## Given task
Copy each line that holds "following".

## Recorded information
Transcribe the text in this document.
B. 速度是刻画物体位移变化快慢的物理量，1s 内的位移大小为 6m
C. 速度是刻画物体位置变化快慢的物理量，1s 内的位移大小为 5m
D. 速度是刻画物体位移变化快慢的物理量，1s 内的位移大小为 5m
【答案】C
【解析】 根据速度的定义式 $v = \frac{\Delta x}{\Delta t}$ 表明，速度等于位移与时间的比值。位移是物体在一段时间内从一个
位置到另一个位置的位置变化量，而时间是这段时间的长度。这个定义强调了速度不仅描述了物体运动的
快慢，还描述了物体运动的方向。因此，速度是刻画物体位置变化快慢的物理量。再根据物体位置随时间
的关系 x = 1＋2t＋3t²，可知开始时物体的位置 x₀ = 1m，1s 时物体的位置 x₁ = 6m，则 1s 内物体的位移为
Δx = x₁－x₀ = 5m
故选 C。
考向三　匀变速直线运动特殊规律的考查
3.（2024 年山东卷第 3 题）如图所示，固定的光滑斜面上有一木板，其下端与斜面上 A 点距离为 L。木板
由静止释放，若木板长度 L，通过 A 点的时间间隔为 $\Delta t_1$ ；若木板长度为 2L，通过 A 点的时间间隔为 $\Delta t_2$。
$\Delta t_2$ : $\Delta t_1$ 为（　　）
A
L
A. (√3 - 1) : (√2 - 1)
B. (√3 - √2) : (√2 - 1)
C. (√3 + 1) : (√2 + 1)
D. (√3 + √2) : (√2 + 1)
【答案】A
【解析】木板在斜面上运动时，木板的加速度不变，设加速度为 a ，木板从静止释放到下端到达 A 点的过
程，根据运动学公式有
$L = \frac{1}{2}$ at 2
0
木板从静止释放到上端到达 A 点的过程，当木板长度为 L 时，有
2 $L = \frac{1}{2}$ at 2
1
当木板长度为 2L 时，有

* * *

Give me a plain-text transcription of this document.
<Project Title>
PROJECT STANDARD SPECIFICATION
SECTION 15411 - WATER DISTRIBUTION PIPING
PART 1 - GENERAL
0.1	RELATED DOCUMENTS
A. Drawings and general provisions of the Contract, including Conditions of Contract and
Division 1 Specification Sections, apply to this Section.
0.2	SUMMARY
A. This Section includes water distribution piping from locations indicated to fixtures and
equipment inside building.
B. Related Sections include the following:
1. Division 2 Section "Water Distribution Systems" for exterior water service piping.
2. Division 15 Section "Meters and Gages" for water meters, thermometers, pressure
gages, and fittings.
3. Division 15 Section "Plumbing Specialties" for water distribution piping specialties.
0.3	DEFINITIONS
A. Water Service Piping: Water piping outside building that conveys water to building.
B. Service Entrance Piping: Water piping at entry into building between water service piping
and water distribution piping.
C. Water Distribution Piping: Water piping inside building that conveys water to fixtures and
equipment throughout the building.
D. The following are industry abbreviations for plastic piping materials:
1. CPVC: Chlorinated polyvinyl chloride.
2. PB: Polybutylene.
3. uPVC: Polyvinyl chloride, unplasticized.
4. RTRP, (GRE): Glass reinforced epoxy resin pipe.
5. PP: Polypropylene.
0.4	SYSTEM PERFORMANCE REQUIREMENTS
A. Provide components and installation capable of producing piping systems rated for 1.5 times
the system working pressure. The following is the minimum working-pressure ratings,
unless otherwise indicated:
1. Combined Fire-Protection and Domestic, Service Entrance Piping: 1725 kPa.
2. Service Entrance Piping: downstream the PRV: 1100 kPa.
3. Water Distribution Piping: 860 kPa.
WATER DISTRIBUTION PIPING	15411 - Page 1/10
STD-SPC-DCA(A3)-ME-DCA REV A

--

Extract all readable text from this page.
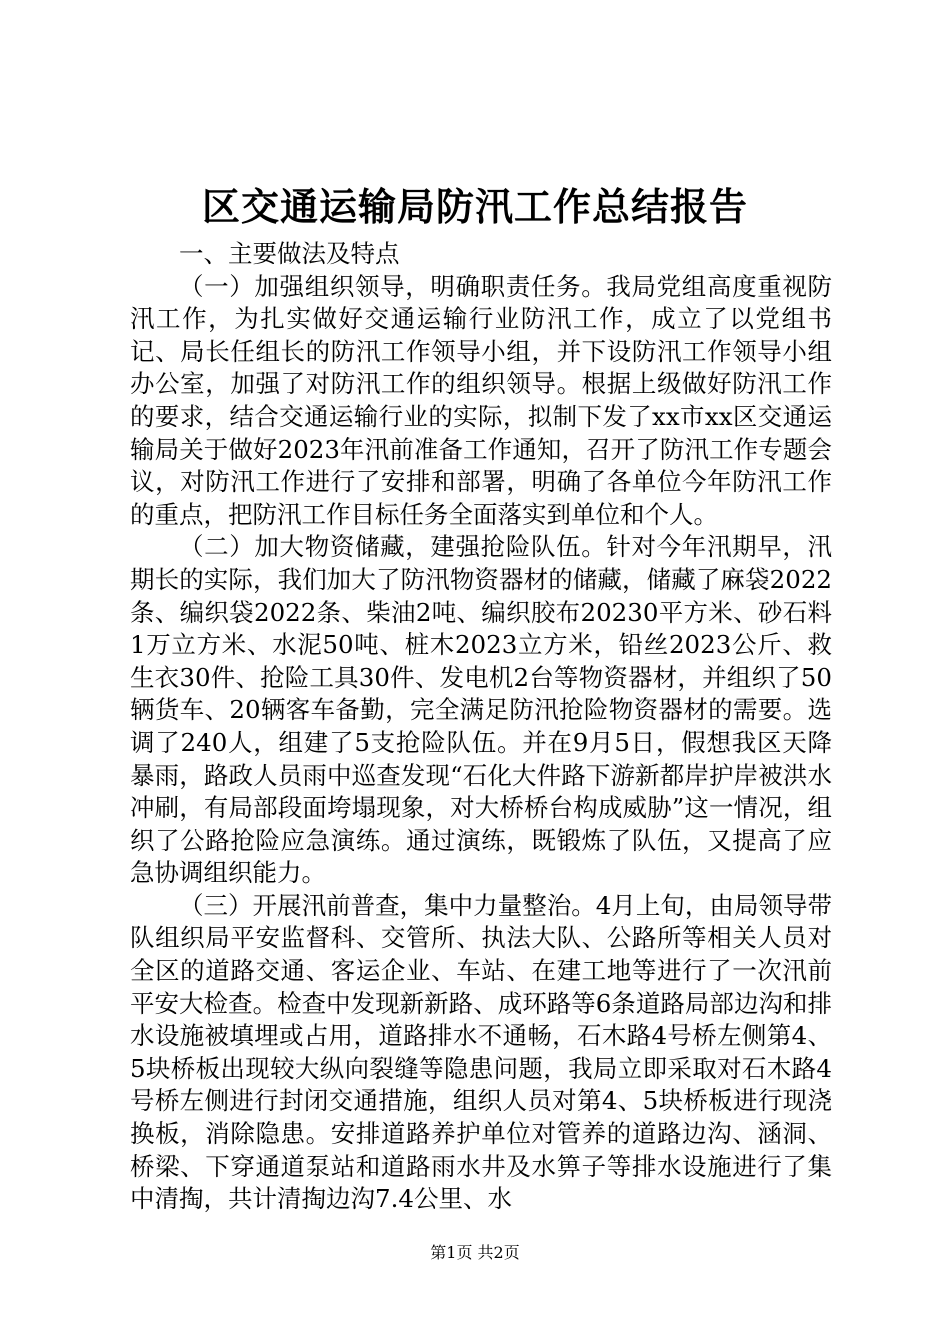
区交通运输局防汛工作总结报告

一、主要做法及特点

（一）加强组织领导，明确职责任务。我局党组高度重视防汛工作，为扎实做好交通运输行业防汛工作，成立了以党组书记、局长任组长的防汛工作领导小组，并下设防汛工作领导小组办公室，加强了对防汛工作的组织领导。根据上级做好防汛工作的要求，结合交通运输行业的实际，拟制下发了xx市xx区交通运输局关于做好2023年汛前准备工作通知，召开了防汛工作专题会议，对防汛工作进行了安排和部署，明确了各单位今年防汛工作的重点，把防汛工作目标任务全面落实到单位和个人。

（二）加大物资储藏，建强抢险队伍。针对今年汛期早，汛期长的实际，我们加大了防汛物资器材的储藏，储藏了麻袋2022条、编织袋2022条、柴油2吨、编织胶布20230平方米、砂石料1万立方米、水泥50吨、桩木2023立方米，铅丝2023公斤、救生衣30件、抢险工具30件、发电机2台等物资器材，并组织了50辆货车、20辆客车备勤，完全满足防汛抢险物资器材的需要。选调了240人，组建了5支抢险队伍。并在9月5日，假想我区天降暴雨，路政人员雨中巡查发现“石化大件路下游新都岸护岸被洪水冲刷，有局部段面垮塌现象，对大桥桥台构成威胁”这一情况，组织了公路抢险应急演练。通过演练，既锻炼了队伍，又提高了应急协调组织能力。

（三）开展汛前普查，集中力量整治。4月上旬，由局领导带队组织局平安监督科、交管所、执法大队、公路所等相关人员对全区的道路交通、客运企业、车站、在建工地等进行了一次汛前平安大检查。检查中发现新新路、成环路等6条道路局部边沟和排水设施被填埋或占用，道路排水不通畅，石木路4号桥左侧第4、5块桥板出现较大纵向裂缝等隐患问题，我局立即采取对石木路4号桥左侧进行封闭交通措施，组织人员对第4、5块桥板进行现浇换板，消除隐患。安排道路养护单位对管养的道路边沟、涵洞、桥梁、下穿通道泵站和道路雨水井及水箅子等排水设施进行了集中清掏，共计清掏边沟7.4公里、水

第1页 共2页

## Solution to the exercise
B. Related Sections include the following:
D. The following are industry abbreviations for plastic piping materials:
the system working pressure. The following is the minimum working-pressure ratings,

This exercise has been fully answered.